Problem to work on: Gather each line of the entries below that includes "السادة".
***** Recorded information
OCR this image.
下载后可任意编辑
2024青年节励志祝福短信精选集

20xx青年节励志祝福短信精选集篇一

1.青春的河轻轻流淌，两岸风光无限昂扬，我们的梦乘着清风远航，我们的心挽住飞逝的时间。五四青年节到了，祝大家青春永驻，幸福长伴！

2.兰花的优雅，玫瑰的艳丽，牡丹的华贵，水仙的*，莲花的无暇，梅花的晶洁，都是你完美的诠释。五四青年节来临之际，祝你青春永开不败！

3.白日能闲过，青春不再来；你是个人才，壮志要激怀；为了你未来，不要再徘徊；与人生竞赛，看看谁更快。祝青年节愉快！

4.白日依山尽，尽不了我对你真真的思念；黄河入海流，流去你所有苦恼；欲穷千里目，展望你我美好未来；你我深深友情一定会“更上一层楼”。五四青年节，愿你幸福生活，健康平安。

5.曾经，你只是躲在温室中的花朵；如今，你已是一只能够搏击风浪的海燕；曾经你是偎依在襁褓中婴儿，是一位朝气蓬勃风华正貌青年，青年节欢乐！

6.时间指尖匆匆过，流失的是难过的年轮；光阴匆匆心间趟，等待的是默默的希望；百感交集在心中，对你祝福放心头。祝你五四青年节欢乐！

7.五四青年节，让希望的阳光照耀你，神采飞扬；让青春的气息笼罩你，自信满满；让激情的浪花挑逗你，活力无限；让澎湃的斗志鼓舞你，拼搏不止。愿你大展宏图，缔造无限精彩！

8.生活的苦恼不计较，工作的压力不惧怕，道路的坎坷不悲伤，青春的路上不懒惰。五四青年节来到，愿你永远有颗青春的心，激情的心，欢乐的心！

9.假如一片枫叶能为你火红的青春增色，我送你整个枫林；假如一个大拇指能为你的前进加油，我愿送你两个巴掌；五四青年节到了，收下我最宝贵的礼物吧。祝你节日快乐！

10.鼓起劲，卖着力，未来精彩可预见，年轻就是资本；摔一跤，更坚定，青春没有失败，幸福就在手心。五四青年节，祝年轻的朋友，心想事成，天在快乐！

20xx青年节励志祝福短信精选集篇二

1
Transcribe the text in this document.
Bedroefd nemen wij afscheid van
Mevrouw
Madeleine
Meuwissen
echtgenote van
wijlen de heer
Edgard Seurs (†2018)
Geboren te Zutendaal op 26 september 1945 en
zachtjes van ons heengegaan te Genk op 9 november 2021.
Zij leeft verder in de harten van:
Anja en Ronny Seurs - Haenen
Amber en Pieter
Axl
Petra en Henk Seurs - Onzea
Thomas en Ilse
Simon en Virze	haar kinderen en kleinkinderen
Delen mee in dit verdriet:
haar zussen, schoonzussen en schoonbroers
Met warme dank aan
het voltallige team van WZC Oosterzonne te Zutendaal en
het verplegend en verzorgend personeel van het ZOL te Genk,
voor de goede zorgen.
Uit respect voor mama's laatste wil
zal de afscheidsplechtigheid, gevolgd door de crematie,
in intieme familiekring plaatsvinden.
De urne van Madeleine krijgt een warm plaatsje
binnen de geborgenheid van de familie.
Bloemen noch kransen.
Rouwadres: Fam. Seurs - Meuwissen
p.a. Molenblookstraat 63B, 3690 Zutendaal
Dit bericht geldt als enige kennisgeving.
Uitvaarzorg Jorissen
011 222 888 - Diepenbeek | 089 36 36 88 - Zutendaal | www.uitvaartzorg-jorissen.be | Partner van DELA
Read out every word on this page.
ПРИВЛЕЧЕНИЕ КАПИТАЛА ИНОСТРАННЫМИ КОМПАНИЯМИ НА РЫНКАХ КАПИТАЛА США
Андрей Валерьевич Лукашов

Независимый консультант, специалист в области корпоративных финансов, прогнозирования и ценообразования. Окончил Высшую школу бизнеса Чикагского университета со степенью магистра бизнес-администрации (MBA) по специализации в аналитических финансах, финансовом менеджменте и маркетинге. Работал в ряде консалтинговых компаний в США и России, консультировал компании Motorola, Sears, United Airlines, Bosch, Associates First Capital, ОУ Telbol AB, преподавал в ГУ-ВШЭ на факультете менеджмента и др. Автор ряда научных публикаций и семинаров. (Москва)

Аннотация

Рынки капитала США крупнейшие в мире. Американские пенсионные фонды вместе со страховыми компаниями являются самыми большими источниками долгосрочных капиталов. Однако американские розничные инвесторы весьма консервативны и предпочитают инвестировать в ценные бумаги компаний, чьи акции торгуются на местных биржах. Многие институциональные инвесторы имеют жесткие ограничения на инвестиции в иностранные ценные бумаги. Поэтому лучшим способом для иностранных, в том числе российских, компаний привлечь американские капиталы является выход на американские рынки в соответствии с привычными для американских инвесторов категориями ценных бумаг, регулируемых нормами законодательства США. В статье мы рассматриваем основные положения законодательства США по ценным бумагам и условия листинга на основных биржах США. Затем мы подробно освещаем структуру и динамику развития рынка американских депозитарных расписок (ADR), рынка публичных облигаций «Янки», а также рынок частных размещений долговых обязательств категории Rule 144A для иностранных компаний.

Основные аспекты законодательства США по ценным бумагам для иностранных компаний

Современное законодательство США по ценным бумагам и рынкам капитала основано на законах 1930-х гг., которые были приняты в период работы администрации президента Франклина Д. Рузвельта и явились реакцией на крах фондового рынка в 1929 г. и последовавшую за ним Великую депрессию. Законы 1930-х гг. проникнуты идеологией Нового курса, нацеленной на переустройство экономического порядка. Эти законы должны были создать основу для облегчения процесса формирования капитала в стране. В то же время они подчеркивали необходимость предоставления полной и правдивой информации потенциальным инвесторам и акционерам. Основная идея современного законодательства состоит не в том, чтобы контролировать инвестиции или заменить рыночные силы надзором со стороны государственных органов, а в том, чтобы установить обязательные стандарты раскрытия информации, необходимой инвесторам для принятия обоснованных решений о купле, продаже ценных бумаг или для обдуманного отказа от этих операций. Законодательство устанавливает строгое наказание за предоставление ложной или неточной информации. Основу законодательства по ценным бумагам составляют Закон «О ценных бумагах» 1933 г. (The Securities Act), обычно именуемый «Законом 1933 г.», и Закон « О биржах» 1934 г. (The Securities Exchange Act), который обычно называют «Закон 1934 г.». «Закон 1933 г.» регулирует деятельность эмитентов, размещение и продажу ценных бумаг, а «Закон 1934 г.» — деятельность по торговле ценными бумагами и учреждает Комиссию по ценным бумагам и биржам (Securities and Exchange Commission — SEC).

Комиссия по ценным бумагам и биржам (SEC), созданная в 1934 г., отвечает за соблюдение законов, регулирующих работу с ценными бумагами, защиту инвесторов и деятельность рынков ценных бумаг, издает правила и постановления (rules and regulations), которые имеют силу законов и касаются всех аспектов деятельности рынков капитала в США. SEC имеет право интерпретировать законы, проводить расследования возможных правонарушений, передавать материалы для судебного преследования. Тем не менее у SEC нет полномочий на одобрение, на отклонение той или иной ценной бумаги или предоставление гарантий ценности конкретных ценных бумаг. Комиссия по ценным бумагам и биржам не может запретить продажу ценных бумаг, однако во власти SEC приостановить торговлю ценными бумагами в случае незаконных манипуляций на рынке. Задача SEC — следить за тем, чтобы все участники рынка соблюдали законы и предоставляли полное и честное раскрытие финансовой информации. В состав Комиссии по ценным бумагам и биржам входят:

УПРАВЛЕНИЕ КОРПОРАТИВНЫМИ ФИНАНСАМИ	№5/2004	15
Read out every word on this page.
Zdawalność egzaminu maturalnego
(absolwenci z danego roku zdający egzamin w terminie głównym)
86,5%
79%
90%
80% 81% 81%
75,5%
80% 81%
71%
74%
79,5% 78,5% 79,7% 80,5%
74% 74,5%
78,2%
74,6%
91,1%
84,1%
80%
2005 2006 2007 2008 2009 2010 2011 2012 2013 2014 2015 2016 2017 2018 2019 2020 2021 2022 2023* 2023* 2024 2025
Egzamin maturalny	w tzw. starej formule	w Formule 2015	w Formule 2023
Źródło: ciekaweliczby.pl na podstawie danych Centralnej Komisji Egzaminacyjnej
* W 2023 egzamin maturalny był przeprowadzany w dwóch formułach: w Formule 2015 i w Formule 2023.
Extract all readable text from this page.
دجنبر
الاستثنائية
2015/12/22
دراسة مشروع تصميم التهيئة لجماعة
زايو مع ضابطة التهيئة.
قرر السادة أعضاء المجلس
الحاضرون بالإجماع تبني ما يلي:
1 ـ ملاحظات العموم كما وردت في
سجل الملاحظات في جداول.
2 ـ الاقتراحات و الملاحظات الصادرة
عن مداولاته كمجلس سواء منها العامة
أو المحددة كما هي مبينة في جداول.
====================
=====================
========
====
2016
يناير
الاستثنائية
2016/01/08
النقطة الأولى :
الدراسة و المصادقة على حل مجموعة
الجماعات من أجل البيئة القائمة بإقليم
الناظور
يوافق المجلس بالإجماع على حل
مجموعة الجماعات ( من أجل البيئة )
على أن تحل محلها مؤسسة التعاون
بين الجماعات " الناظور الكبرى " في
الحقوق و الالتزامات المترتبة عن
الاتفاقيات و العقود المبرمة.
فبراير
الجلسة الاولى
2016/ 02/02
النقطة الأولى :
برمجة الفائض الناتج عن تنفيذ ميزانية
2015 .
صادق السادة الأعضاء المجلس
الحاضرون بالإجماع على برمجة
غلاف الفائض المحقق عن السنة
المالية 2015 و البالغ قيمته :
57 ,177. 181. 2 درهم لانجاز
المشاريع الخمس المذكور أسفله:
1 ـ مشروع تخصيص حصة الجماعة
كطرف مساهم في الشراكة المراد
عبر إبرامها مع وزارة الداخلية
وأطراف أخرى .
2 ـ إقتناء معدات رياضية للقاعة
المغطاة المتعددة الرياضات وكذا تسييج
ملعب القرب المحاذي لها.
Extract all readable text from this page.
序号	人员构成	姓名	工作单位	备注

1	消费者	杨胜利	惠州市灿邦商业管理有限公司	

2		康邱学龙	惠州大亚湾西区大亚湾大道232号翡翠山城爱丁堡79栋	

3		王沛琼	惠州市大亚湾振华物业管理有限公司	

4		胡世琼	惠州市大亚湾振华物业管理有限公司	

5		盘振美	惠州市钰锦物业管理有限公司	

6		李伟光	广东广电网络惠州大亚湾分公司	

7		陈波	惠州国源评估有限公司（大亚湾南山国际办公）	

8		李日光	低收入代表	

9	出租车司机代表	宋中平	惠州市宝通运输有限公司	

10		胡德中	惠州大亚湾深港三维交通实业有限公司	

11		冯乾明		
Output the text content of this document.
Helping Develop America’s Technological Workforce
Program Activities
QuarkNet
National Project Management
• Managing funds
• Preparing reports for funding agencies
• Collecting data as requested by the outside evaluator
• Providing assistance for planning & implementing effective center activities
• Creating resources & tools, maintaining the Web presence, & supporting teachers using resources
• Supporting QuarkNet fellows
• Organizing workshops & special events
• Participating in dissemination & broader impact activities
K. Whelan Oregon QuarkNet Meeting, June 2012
**********
Result for this exercise:
قرر السادة أعضاء المجلس
صادق السادة الأعضاء المجلس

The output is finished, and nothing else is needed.